> THE TASK: Pick out each line in these entries that contains the string "color".

☆ ☆ ☆

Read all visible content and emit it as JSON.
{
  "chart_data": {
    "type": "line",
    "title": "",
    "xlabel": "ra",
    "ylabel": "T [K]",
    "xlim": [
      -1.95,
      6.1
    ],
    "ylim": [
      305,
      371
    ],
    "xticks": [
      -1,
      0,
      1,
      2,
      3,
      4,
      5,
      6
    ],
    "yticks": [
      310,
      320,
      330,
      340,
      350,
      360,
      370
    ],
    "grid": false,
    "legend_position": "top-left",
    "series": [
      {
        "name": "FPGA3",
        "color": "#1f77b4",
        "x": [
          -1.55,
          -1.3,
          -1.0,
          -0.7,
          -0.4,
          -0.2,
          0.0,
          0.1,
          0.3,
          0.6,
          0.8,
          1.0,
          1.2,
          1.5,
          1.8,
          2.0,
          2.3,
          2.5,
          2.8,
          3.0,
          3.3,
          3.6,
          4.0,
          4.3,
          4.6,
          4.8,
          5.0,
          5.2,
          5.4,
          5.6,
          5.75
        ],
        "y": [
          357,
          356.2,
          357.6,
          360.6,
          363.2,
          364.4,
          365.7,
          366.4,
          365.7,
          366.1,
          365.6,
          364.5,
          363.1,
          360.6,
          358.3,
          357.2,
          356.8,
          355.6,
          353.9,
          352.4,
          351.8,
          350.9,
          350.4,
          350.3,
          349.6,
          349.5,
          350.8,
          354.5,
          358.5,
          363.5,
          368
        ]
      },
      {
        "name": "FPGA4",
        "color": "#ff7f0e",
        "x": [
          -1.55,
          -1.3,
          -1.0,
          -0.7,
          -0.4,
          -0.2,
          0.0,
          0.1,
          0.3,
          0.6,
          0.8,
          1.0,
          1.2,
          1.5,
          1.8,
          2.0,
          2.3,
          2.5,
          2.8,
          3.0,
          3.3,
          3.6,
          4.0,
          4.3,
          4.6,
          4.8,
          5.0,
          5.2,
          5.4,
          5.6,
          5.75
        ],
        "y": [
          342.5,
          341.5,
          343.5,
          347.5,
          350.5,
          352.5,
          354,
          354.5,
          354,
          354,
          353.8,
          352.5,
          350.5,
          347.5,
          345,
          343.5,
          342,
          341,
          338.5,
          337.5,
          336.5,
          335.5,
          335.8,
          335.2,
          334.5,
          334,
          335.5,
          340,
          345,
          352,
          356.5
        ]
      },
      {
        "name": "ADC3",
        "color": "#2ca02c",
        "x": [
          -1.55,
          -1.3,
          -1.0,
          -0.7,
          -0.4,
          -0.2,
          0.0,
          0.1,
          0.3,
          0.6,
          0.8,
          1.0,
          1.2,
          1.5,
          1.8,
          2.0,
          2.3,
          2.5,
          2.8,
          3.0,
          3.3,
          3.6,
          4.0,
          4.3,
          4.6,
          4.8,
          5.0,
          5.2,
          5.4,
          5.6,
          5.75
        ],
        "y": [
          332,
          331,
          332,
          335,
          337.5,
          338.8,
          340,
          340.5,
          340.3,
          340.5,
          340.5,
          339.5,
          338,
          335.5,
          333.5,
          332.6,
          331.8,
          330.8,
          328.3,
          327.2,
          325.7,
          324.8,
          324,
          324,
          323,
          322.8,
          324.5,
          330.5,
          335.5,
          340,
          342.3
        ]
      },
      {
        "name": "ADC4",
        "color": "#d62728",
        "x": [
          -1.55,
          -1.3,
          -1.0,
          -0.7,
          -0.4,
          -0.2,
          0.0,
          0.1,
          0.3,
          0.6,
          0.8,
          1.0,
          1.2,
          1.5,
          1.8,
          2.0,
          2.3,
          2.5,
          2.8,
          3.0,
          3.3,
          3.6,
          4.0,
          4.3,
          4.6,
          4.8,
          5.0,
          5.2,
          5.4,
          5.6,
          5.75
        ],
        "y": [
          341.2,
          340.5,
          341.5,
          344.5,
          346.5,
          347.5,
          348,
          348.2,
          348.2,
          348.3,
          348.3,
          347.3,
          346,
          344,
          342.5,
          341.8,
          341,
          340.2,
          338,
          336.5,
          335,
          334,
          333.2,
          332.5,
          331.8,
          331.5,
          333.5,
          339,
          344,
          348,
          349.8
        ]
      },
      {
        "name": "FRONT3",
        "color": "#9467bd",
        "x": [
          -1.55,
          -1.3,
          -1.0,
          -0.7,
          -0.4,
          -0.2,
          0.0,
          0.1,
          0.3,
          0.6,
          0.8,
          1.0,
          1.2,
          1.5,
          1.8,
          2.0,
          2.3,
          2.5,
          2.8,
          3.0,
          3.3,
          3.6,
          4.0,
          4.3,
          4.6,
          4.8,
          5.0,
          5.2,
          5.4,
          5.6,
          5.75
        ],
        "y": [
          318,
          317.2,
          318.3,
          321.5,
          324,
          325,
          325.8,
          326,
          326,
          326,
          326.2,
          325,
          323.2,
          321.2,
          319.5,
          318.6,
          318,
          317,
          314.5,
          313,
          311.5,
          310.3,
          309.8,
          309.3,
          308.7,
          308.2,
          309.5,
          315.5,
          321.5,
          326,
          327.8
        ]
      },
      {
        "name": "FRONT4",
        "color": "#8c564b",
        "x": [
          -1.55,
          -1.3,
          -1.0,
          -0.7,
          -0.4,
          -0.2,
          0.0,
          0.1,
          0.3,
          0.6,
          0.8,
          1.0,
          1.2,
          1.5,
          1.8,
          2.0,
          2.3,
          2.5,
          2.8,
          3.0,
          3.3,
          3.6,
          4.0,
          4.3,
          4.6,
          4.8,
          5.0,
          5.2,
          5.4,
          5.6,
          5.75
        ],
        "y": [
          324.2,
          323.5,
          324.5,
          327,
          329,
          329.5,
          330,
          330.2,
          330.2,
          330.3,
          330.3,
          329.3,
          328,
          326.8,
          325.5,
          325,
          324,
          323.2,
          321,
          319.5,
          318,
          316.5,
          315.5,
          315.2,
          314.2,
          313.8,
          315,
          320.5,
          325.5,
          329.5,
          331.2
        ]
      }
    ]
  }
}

☆ ☆ ☆

> EXERCISE ANSWER:
        "color": "#1f77b4",
        "color": "#ff7f0e",
        "color": "#2ca02c",
        "color": "#d62728",
        "color": "#9467bd",
        "color": "#8c564b",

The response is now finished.